• _RECORDS SHOWN_

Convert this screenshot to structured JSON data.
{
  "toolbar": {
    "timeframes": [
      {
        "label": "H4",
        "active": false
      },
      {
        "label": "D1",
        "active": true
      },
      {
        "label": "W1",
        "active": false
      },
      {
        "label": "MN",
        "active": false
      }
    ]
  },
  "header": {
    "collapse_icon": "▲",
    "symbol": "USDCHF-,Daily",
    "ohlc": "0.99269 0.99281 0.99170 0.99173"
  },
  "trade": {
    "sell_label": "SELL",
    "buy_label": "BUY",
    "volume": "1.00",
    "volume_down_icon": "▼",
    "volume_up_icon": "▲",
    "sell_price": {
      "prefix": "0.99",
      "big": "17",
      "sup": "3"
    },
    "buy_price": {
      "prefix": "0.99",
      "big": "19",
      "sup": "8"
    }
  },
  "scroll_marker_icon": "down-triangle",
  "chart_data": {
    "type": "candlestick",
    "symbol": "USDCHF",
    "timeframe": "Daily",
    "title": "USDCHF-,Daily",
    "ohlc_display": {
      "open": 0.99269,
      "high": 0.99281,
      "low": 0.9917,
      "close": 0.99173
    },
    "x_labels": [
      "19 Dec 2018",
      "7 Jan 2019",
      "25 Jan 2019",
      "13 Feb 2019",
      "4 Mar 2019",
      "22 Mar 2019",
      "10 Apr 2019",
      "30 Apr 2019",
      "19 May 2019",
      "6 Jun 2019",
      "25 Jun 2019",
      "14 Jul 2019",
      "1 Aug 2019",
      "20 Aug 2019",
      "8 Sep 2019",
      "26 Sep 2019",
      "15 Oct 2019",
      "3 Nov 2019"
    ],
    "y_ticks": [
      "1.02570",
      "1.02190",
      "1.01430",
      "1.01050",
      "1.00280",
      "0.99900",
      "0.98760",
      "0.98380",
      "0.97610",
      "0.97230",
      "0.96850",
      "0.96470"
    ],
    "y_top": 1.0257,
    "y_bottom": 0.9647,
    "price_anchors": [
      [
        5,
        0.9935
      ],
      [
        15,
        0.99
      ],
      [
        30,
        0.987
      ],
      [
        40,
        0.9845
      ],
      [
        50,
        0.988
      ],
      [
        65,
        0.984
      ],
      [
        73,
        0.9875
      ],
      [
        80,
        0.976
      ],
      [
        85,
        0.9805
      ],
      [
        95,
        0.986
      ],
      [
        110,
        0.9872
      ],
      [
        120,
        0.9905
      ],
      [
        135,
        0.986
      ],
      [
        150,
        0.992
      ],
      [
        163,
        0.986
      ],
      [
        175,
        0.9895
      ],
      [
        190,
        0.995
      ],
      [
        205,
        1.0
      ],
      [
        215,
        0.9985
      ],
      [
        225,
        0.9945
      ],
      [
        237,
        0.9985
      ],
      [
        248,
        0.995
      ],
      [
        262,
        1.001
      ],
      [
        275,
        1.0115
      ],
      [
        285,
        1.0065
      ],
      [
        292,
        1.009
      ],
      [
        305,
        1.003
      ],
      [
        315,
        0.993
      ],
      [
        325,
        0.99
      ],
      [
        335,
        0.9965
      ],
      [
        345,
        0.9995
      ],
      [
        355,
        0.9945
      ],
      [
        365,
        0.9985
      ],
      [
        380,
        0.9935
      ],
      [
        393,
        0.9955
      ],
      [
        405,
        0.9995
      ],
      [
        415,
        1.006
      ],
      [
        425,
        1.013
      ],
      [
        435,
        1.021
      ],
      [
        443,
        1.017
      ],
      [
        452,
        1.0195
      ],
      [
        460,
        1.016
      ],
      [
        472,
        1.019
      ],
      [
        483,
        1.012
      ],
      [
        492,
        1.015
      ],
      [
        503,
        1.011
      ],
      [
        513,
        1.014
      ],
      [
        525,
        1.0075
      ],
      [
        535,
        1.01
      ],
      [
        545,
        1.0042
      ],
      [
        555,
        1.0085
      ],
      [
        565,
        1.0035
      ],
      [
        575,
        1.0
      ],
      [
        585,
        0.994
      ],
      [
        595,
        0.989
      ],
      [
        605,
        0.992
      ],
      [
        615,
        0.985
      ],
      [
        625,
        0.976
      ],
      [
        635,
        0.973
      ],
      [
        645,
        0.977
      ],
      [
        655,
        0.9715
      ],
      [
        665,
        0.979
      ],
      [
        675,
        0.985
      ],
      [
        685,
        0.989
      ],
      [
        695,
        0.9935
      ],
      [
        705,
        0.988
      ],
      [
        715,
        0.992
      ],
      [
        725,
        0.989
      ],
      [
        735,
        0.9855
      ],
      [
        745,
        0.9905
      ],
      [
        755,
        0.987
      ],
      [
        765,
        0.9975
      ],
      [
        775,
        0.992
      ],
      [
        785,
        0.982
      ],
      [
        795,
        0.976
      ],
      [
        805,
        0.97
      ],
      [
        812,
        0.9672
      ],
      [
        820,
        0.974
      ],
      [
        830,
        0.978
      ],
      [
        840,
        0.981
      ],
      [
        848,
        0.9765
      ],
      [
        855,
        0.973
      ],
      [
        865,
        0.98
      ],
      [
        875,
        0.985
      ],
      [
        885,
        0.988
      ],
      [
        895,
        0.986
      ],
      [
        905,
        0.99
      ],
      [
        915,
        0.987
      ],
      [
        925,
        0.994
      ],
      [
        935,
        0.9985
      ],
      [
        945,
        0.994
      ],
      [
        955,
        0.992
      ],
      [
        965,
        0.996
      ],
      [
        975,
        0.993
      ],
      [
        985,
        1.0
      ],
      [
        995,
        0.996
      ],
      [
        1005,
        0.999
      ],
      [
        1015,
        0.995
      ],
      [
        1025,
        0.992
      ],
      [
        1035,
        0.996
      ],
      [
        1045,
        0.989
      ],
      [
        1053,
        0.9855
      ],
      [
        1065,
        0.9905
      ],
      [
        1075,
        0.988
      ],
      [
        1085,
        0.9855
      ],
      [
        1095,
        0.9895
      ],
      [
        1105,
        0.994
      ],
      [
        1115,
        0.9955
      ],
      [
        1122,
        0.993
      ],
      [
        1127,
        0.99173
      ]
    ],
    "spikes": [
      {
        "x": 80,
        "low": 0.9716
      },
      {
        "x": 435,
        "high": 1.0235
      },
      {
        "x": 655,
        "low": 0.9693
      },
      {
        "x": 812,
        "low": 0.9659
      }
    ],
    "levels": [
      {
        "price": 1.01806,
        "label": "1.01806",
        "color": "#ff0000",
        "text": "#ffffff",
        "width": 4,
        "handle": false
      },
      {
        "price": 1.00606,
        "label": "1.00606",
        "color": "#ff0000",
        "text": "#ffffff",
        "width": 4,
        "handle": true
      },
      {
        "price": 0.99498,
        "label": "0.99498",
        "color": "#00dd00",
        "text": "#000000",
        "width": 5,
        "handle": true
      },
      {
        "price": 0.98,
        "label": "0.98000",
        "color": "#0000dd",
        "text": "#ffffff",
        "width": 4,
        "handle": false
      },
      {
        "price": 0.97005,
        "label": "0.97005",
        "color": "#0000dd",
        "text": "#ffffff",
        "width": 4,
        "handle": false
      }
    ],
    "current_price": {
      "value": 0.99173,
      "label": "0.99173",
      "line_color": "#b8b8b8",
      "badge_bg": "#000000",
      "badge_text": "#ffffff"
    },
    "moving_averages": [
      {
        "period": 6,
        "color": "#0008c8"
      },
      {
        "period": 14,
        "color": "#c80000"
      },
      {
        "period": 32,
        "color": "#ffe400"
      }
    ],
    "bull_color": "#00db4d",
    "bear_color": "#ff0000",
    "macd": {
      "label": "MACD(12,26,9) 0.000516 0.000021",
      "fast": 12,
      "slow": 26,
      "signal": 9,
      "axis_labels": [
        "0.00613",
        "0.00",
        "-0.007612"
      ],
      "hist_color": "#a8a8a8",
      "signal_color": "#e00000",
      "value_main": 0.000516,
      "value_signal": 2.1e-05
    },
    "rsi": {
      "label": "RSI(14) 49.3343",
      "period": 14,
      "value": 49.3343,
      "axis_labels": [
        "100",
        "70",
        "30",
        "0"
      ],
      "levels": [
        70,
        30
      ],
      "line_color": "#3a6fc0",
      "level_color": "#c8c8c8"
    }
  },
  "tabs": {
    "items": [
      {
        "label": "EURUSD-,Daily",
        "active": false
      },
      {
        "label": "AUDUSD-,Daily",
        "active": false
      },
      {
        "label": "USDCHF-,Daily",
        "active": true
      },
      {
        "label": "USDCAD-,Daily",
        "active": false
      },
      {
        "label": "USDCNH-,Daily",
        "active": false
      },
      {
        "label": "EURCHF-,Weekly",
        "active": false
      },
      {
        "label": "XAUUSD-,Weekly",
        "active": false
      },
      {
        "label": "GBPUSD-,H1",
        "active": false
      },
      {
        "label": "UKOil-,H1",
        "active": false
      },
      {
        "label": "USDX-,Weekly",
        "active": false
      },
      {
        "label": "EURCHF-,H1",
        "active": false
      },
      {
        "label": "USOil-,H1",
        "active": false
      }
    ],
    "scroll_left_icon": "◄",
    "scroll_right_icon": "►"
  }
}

• _GOAL OF THE EXERCISE_
Report the number of lines in the listing where the string "EURCHF" appears, and nothing besides.

• _PROBLEM SOLUTION_
2